__INPUT DATA__:
## start

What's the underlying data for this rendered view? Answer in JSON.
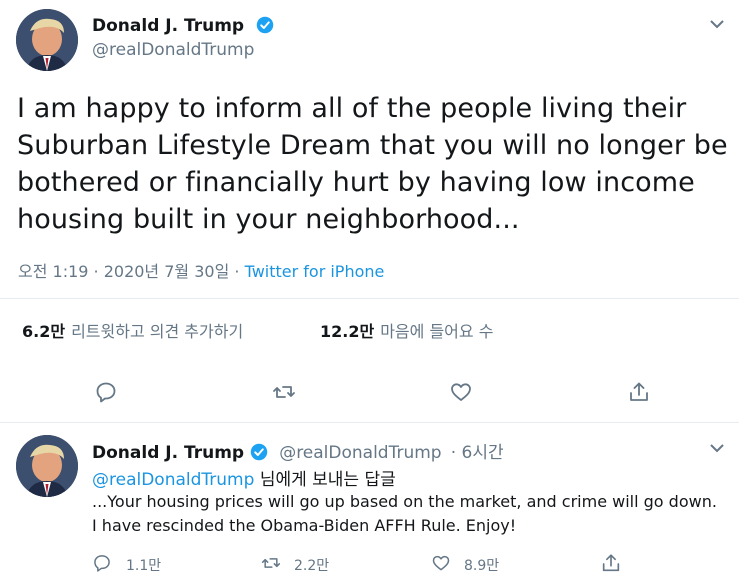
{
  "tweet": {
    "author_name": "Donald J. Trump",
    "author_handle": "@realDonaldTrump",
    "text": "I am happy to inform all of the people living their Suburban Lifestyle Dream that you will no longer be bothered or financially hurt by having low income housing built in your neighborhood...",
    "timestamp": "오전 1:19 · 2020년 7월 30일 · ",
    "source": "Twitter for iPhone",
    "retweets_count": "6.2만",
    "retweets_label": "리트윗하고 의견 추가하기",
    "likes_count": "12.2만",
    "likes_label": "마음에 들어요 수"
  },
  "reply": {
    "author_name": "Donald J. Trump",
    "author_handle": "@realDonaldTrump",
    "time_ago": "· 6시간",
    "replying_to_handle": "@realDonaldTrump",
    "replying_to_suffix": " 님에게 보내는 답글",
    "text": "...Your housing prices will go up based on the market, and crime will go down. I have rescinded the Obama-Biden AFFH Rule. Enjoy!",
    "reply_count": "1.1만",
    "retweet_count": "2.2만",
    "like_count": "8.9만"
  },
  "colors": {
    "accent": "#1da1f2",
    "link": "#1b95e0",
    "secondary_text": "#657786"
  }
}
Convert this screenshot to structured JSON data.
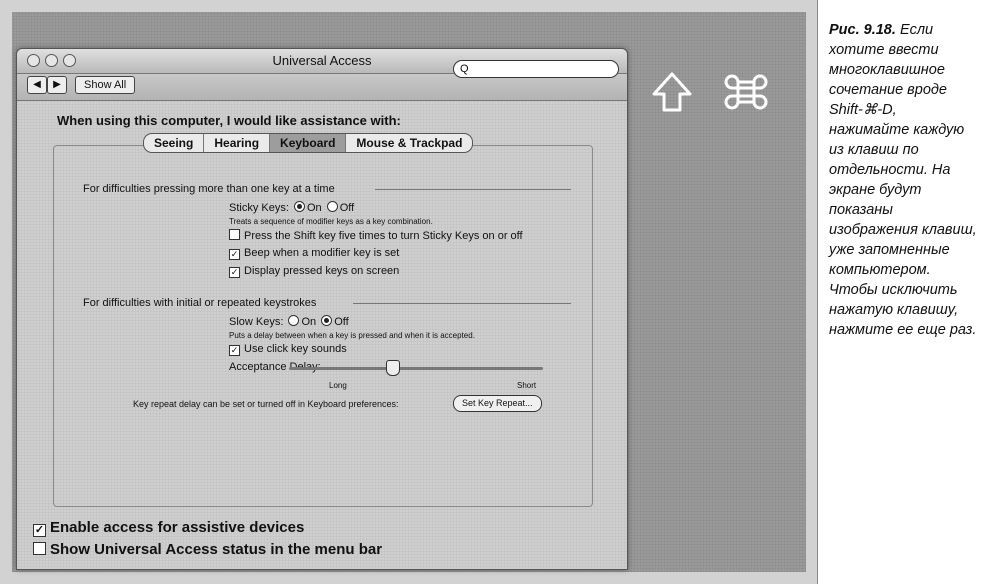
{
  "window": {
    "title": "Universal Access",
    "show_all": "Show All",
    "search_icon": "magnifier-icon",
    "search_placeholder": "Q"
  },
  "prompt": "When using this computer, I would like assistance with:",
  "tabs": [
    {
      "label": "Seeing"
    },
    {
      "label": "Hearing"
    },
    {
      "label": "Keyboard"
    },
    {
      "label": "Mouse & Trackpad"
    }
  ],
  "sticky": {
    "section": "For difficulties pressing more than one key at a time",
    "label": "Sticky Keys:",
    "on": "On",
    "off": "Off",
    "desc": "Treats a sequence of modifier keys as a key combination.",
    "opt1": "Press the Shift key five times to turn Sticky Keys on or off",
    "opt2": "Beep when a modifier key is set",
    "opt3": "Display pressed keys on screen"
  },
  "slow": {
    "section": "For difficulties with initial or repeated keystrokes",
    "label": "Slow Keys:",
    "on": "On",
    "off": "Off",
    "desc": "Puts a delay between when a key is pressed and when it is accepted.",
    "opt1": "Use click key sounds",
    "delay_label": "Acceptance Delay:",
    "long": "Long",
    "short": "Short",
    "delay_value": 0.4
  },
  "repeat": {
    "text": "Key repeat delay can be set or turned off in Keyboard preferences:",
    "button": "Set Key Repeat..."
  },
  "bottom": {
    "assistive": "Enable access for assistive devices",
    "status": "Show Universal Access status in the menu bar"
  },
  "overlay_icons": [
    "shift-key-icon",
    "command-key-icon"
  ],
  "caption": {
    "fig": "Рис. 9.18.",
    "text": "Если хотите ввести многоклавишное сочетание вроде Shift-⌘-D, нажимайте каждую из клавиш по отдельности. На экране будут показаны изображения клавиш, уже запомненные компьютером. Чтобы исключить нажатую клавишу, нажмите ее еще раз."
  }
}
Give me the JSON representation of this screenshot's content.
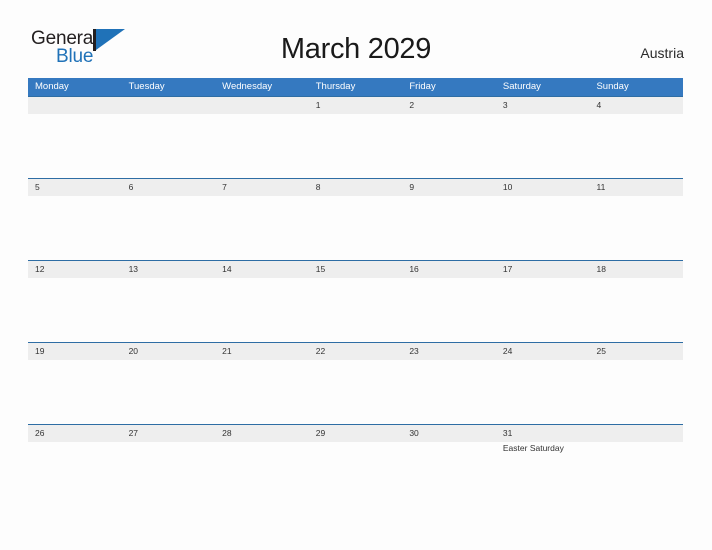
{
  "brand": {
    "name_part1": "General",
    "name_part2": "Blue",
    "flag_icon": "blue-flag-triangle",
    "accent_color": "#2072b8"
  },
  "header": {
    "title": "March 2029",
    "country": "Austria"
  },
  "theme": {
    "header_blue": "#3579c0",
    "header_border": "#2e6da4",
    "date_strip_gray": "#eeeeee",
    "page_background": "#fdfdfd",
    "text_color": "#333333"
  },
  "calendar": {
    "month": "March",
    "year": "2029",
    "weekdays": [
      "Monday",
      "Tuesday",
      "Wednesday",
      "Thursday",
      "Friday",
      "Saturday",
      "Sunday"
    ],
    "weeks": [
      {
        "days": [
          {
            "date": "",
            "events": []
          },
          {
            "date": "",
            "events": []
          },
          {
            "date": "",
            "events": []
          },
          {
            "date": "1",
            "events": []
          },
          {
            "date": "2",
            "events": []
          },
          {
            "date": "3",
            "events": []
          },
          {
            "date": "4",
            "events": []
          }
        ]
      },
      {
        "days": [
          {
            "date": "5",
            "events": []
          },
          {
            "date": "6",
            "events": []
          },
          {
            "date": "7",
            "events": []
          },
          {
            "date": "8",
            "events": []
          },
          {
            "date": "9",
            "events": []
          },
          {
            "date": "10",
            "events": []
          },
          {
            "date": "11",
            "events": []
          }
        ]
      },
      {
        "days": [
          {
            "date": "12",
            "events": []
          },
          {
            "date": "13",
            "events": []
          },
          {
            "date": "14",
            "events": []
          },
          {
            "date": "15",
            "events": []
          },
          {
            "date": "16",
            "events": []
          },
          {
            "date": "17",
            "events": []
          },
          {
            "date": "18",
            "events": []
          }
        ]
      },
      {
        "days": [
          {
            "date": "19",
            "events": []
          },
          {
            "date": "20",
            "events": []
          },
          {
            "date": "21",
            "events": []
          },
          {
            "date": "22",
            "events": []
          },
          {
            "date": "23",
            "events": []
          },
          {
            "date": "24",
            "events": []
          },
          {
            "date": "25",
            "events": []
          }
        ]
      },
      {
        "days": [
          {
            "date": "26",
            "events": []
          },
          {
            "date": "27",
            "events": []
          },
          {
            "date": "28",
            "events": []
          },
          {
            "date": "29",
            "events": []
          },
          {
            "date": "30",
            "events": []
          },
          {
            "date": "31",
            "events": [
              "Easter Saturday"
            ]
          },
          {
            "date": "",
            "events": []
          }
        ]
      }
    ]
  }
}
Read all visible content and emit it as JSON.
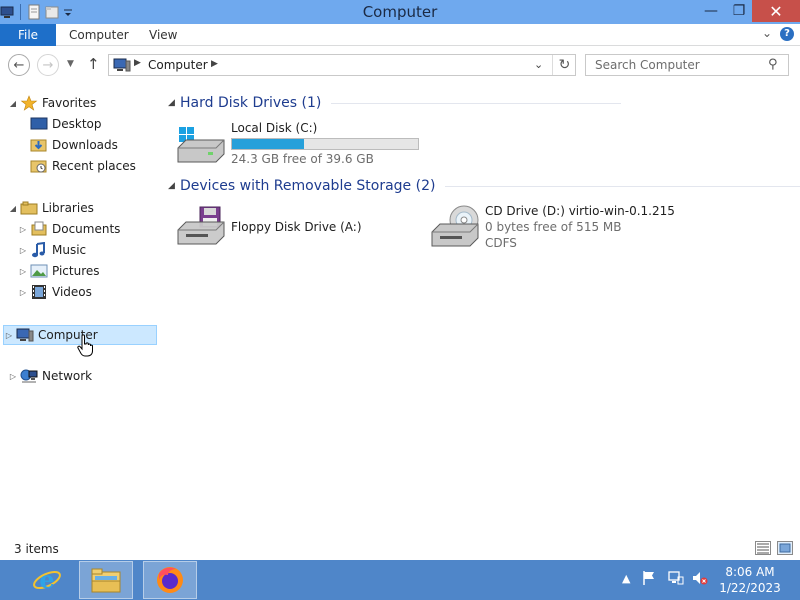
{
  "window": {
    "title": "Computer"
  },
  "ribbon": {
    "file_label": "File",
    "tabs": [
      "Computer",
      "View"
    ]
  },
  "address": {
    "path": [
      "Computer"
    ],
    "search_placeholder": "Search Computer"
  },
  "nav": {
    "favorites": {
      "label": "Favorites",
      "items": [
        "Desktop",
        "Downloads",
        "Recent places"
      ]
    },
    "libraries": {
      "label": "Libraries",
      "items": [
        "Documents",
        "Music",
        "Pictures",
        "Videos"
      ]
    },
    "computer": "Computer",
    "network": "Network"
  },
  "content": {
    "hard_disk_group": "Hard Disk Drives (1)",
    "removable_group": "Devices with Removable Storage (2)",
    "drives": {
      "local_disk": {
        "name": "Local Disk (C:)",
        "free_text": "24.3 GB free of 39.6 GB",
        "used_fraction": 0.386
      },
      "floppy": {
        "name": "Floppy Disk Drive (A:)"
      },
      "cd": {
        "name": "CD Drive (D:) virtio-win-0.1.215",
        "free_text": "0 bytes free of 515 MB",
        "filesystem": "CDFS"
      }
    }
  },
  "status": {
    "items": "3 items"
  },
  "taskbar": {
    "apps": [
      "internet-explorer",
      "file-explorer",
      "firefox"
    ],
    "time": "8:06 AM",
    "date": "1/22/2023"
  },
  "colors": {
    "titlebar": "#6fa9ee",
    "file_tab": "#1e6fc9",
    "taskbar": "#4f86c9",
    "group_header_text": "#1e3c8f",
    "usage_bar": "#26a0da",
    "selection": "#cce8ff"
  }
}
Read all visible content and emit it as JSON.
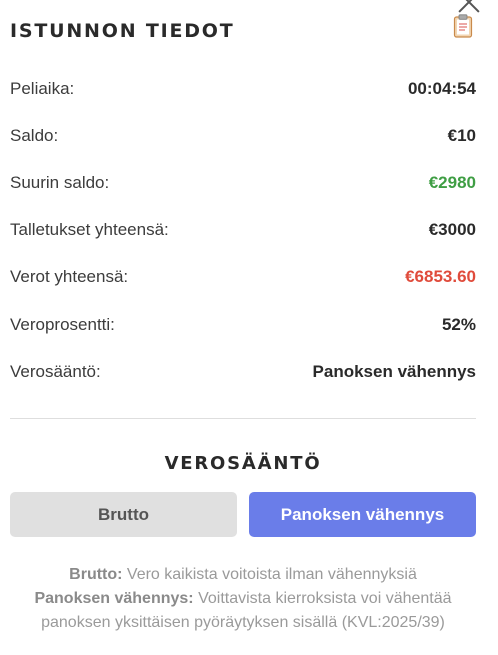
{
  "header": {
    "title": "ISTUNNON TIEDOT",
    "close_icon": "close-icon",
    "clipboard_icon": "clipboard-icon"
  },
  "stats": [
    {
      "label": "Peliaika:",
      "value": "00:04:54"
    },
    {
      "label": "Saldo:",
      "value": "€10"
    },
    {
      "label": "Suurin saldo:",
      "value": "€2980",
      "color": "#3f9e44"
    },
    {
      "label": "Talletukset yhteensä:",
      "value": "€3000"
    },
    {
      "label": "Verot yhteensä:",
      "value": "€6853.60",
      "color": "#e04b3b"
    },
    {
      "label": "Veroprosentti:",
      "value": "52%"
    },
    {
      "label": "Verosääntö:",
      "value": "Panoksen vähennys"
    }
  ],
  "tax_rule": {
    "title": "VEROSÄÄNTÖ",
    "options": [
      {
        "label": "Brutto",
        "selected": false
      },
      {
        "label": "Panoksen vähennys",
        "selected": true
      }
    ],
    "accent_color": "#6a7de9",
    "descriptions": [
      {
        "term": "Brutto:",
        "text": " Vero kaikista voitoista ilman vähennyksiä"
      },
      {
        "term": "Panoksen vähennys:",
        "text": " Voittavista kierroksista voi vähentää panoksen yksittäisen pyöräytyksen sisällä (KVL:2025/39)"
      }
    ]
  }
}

## end

__TASK DETAILS__: State how many lines include the string "free", and nothing more.

__RESPONSE TO THIS TASK__: 2